Exercise input start
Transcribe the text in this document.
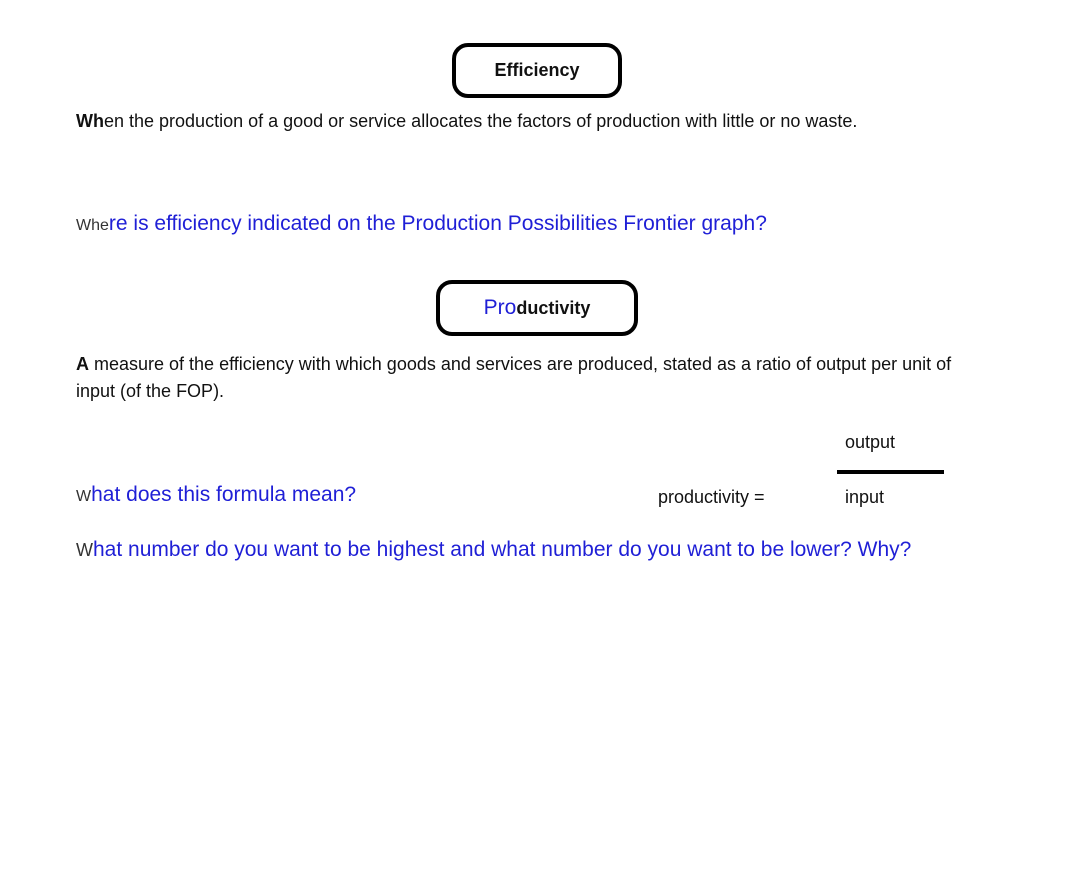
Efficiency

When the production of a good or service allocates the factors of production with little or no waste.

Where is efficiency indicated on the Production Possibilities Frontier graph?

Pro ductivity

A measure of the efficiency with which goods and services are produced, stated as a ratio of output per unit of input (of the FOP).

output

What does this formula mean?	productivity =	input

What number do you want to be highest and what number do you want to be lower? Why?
Exercise input end
Exercise input start
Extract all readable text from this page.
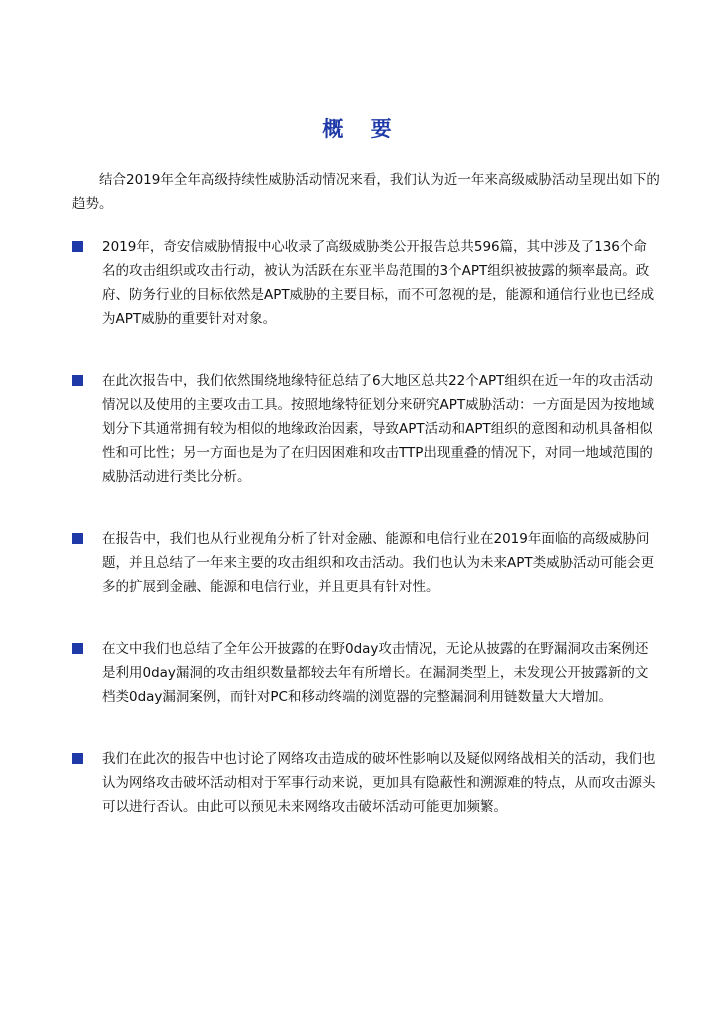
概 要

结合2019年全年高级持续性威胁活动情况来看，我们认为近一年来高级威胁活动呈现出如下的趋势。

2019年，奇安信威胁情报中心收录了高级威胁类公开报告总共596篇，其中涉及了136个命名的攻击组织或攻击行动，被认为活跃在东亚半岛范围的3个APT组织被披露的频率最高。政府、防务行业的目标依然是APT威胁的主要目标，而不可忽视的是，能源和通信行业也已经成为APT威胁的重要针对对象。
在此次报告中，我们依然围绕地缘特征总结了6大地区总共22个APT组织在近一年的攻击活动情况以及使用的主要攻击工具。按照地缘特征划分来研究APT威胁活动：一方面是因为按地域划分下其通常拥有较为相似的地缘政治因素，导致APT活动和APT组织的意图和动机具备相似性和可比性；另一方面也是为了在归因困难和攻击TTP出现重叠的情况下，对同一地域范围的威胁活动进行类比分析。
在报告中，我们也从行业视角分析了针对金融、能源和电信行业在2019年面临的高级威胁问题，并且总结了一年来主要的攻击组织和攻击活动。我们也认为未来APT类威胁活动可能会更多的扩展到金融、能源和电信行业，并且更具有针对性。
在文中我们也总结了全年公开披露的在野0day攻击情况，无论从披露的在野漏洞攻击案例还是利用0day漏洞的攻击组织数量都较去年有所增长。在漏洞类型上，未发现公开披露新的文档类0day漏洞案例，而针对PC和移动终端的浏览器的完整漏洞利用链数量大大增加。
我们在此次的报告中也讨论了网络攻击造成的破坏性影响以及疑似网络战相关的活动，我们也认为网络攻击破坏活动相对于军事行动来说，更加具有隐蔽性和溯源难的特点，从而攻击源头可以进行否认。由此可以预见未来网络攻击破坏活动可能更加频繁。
Exercise input end
_What you have to do:_ Extract from the material all lines containing the string "output".

_Solution to this task:_
A measure of the efficiency with which goods and services are produced, stated as a ratio of output per unit of input (of the FOP).
output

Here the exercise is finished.